> Task requirements:
Locate all lines with the word "data" and copy them out.

======

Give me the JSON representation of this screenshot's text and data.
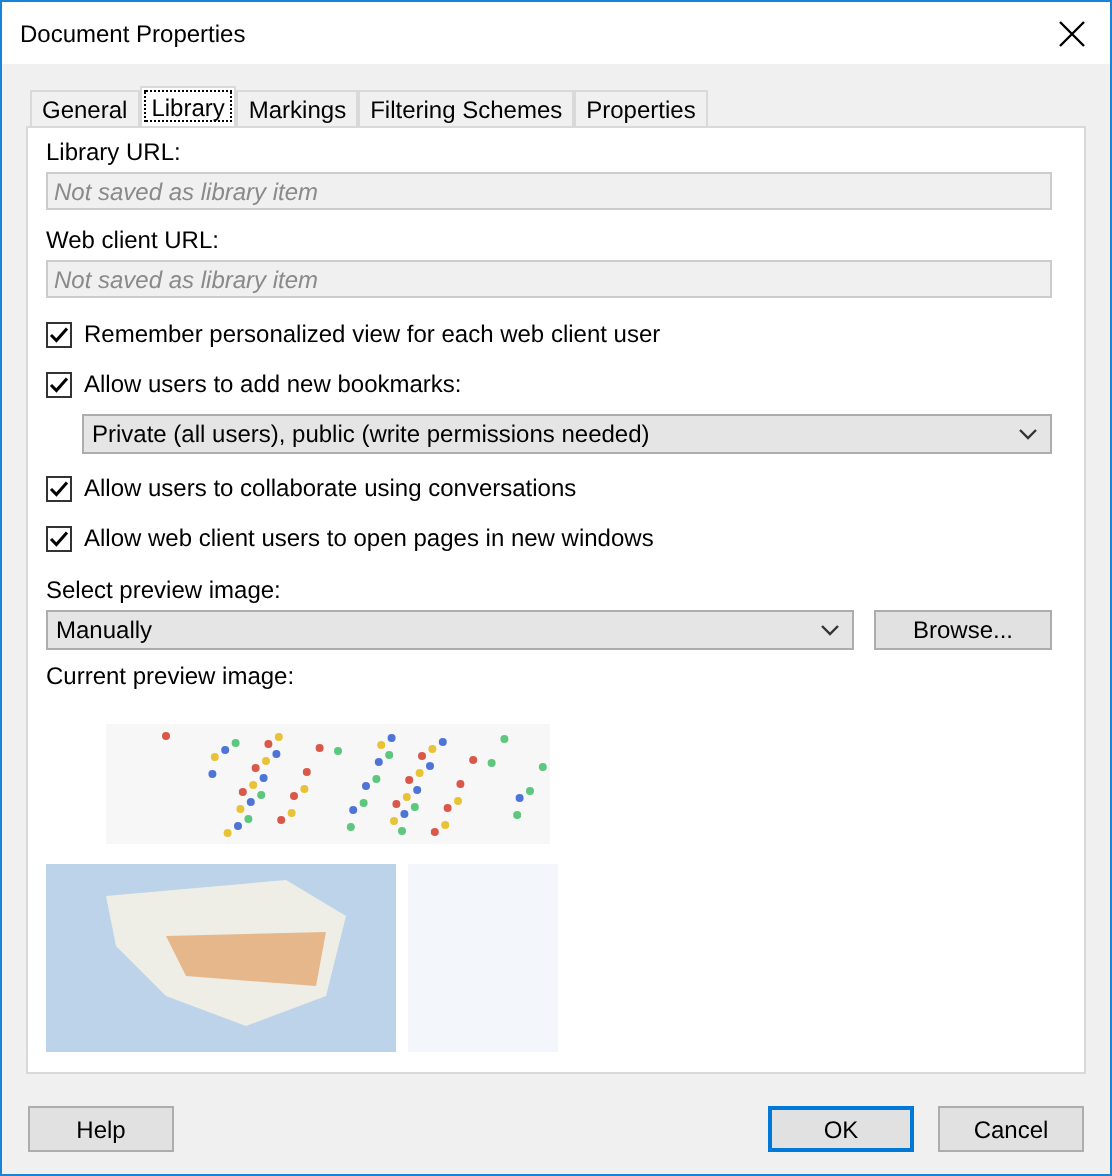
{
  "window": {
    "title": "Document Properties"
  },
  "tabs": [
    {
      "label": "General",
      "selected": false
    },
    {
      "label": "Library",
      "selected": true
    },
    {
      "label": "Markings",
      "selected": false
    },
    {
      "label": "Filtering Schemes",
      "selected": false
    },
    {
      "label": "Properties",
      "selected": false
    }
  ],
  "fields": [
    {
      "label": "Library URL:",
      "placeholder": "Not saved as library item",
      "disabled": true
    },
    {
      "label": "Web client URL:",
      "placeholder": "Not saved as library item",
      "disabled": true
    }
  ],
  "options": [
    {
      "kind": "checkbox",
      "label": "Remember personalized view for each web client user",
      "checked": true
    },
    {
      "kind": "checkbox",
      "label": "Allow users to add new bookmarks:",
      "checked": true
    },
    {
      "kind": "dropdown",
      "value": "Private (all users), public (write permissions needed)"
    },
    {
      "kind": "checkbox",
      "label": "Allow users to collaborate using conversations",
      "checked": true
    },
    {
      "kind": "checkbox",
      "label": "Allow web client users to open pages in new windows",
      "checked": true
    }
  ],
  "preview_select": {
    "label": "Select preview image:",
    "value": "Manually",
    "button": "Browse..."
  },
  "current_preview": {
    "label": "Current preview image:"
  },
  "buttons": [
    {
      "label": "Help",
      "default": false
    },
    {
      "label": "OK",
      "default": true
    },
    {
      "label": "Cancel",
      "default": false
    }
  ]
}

======

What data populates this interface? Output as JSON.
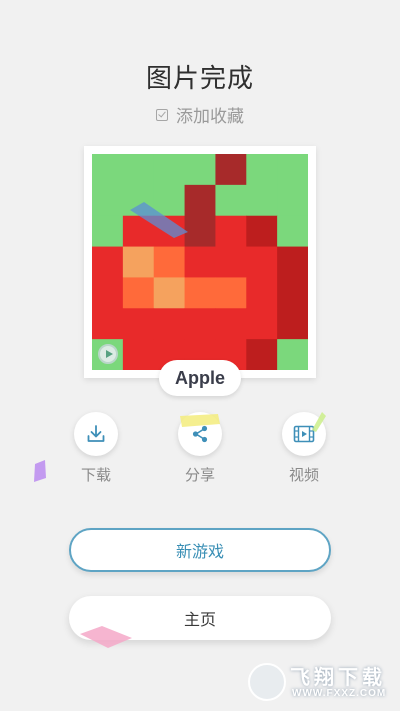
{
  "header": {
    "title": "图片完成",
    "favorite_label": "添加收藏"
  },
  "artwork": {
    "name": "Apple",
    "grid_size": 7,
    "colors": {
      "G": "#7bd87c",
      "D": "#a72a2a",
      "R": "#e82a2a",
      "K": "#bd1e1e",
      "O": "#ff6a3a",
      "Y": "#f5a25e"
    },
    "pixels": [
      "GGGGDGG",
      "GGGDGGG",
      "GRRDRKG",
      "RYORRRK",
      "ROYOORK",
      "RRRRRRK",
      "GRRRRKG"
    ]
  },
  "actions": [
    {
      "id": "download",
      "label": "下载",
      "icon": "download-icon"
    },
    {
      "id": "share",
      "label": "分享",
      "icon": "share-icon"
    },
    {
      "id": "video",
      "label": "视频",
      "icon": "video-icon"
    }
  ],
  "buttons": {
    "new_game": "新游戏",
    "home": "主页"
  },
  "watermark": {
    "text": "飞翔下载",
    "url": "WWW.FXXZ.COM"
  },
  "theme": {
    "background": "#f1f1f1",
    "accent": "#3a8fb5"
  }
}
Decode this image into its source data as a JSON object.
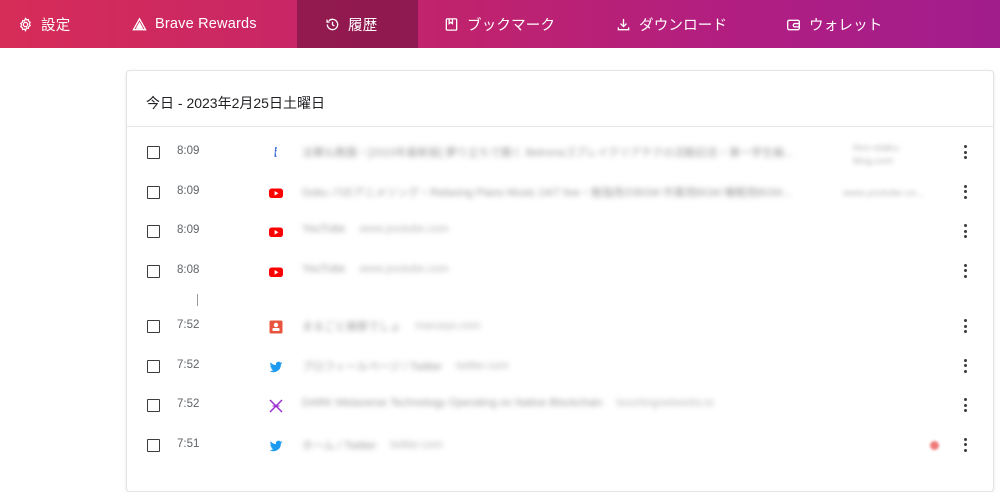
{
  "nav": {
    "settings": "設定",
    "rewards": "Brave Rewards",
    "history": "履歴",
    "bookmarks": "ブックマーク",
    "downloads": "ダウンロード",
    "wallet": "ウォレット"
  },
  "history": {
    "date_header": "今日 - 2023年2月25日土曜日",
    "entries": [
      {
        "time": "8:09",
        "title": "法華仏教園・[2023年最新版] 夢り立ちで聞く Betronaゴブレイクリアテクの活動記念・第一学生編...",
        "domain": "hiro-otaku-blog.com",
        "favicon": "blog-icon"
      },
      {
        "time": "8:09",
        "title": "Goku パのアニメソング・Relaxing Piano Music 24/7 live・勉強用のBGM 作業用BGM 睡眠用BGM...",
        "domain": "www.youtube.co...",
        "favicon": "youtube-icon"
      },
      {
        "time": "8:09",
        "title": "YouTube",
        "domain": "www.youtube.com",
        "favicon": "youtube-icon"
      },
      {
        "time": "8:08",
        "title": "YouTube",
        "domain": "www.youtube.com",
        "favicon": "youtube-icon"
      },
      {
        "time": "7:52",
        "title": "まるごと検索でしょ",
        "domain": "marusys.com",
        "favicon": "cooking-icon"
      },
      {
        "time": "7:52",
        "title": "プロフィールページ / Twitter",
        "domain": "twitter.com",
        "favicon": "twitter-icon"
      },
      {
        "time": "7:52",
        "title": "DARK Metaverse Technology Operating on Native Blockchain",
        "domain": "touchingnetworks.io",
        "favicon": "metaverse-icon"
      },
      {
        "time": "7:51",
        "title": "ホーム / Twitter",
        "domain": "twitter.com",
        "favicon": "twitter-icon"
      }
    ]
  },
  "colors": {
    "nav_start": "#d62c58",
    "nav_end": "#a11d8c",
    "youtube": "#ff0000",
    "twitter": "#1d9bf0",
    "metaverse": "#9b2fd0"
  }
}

======

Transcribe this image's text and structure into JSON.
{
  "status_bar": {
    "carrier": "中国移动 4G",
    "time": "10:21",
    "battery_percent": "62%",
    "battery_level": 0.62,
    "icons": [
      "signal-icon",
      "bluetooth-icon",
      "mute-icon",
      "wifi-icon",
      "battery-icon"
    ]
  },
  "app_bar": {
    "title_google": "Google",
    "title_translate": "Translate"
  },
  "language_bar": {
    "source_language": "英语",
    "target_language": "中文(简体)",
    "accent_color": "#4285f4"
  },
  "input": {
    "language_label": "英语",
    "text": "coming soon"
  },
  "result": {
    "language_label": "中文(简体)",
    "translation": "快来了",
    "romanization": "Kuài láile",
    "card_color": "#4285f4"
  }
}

======

> Result for this task:
Give me the JSON representation of this screenshot's text and data.
What data populates this interface? Output as JSON.
Decode this image into its source data as a JSON object.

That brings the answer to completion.